» **EXERCISE TASK**: Reproduce the data in its entirety, exactly as supplied.

[Saved entries]
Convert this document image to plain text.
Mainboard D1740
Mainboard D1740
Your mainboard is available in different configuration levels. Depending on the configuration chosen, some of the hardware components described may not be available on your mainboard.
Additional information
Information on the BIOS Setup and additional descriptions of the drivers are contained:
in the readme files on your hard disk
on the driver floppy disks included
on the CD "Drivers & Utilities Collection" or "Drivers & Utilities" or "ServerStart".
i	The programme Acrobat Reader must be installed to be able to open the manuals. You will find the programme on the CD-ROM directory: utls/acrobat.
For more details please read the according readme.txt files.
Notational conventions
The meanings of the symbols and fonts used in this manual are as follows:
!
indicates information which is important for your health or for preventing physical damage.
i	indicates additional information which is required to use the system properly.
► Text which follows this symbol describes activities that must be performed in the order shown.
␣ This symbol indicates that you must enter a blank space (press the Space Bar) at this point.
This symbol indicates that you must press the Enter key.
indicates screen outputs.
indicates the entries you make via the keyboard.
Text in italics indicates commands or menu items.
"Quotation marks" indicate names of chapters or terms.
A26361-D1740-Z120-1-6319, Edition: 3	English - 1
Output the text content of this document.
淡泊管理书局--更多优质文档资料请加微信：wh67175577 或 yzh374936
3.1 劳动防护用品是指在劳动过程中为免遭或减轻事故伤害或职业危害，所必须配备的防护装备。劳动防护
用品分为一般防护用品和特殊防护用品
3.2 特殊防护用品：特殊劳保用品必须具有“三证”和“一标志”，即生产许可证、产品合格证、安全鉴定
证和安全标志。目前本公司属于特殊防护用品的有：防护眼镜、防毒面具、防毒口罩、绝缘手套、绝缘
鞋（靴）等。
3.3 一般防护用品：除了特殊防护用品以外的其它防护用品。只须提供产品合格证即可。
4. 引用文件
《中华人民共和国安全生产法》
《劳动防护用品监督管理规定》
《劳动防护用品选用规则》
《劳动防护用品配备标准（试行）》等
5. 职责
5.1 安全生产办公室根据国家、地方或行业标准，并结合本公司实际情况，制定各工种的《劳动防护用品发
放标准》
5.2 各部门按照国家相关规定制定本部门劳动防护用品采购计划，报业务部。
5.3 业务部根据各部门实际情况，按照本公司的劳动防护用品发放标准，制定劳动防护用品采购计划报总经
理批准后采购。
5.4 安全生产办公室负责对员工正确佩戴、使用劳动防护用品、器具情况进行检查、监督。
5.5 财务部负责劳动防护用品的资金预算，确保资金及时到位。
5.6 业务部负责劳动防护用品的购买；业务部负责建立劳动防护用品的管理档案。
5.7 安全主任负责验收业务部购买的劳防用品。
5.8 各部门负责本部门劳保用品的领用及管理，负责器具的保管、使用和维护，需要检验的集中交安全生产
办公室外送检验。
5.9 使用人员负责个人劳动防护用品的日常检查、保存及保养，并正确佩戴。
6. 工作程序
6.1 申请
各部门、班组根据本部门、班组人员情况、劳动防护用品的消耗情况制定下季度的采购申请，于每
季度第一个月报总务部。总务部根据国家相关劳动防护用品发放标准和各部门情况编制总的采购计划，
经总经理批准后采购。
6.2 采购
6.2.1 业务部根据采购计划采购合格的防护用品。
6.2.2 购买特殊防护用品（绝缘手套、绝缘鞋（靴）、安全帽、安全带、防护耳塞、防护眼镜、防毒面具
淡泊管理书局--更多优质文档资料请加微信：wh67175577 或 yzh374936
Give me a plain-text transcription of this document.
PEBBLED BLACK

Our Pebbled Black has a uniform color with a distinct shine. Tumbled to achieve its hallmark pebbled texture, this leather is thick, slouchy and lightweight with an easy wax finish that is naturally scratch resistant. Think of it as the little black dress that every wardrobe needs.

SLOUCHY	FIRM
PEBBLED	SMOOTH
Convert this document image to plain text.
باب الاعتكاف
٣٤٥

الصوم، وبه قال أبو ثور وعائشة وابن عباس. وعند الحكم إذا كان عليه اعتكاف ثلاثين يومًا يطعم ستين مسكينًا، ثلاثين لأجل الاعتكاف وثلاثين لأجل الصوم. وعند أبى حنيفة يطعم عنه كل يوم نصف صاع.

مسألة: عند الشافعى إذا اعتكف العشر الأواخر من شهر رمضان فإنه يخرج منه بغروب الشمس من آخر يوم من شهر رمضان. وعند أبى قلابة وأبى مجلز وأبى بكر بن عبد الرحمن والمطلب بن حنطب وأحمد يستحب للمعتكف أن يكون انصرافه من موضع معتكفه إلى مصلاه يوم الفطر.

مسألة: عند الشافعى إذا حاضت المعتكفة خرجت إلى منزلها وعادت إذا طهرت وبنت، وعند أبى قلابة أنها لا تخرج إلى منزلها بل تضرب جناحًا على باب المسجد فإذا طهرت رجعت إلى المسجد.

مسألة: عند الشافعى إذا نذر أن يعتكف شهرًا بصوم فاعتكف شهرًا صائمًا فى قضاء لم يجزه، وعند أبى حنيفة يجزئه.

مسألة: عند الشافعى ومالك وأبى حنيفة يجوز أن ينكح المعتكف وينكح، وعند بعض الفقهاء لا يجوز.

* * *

» **SOLUTION TO THIS PROBLEM**:
Convert this document image to plain text.
Mainboard D1740
Mainboard D1740
Your mainboard is available in different configuration levels. Depending on the configuration chosen, some of the hardware components described may not be available on your mainboard.
Additional information
Information on the BIOS Setup and additional descriptions of the drivers are contained:
in the readme files on your hard disk
on the driver floppy disks included
on the CD "Drivers & Utilities Collection" or "Drivers & Utilities" or "ServerStart".
i	The programme Acrobat Reader must be installed to be able to open the manuals. You will find the programme on the CD-ROM directory: utls/acrobat.
For more details please read the according readme.txt files.
Notational conventions
The meanings of the symbols and fonts used in this manual are as follows:
!
indicates information which is important for your health or for preventing physical damage.
i	indicates additional information which is required to use the system properly.
► Text which follows this symbol describes activities that must be performed in the order shown.
␣ This symbol indicates that you must enter a blank space (press the Space Bar) at this point.
This symbol indicates that you must press the Enter key.
indicates screen outputs.
indicates the entries you make via the keyboard.
Text in italics indicates commands or menu items.
"Quotation marks" indicate names of chapters or terms.
A26361-D1740-Z120-1-6319, Edition: 3	English - 1
Output the text content of this document.
淡泊管理书局--更多优质文档资料请加微信：wh67175577 或 yzh374936
3.1 劳动防护用品是指在劳动过程中为免遭或减轻事故伤害或职业危害，所必须配备的防护装备。劳动防护
用品分为一般防护用品和特殊防护用品
3.2 特殊防护用品：特殊劳保用品必须具有“三证”和“一标志”，即生产许可证、产品合格证、安全鉴定
证和安全标志。目前本公司属于特殊防护用品的有：防护眼镜、防毒面具、防毒口罩、绝缘手套、绝缘
鞋（靴）等。
3.3 一般防护用品：除了特殊防护用品以外的其它防护用品。只须提供产品合格证即可。
4. 引用文件
《中华人民共和国安全生产法》
《劳动防护用品监督管理规定》
《劳动防护用品选用规则》
《劳动防护用品配备标准（试行）》等
5. 职责
5.1 安全生产办公室根据国家、地方或行业标准，并结合本公司实际情况，制定各工种的《劳动防护用品发
放标准》
5.2 各部门按照国家相关规定制定本部门劳动防护用品采购计划，报业务部。
5.3 业务部根据各部门实际情况，按照本公司的劳动防护用品发放标准，制定劳动防护用品采购计划报总经
理批准后采购。
5.4 安全生产办公室负责对员工正确佩戴、使用劳动防护用品、器具情况进行检查、监督。
5.5 财务部负责劳动防护用品的资金预算，确保资金及时到位。
5.6 业务部负责劳动防护用品的购买；业务部负责建立劳动防护用品的管理档案。
5.7 安全主任负责验收业务部购买的劳防用品。
5.8 各部门负责本部门劳保用品的领用及管理，负责器具的保管、使用和维护，需要检验的集中交安全生产
办公室外送检验。
5.9 使用人员负责个人劳动防护用品的日常检查、保存及保养，并正确佩戴。
6. 工作程序
6.1 申请
各部门、班组根据本部门、班组人员情况、劳动防护用品的消耗情况制定下季度的采购申请，于每
季度第一个月报总务部。总务部根据国家相关劳动防护用品发放标准和各部门情况编制总的采购计划，
经总经理批准后采购。
6.2 采购
6.2.1 业务部根据采购计划采购合格的防护用品。
6.2.2 购买特殊防护用品（绝缘手套、绝缘鞋（靴）、安全帽、安全带、防护耳塞、防护眼镜、防毒面具
淡泊管理书局--更多优质文档资料请加微信：wh67175577 或 yzh374936
Give me a plain-text transcription of this document.
PEBBLED BLACK

Our Pebbled Black has a uniform color with a distinct shine. Tumbled to achieve its hallmark pebbled texture, this leather is thick, slouchy and lightweight with an easy wax finish that is naturally scratch resistant. Think of it as the little black dress that every wardrobe needs.

SLOUCHY	FIRM
PEBBLED	SMOOTH
Convert this document image to plain text.
باب الاعتكاف
٣٤٥

الصوم، وبه قال أبو ثور وعائشة وابن عباس. وعند الحكم إذا كان عليه اعتكاف ثلاثين يومًا يطعم ستين مسكينًا، ثلاثين لأجل الاعتكاف وثلاثين لأجل الصوم. وعند أبى حنيفة يطعم عنه كل يوم نصف صاع.

مسألة: عند الشافعى إذا اعتكف العشر الأواخر من شهر رمضان فإنه يخرج منه بغروب الشمس من آخر يوم من شهر رمضان. وعند أبى قلابة وأبى مجلز وأبى بكر بن عبد الرحمن والمطلب بن حنطب وأحمد يستحب للمعتكف أن يكون انصرافه من موضع معتكفه إلى مصلاه يوم الفطر.

مسألة: عند الشافعى إذا حاضت المعتكفة خرجت إلى منزلها وعادت إذا طهرت وبنت، وعند أبى قلابة أنها لا تخرج إلى منزلها بل تضرب جناحًا على باب المسجد فإذا طهرت رجعت إلى المسجد.

مسألة: عند الشافعى إذا نذر أن يعتكف شهرًا بصوم فاعتكف شهرًا صائمًا فى قضاء لم يجزه، وعند أبى حنيفة يجزئه.

مسألة: عند الشافعى ومالك وأبى حنيفة يجوز أن ينكح المعتكف وينكح، وعند بعض الفقهاء لا يجوز.

* * *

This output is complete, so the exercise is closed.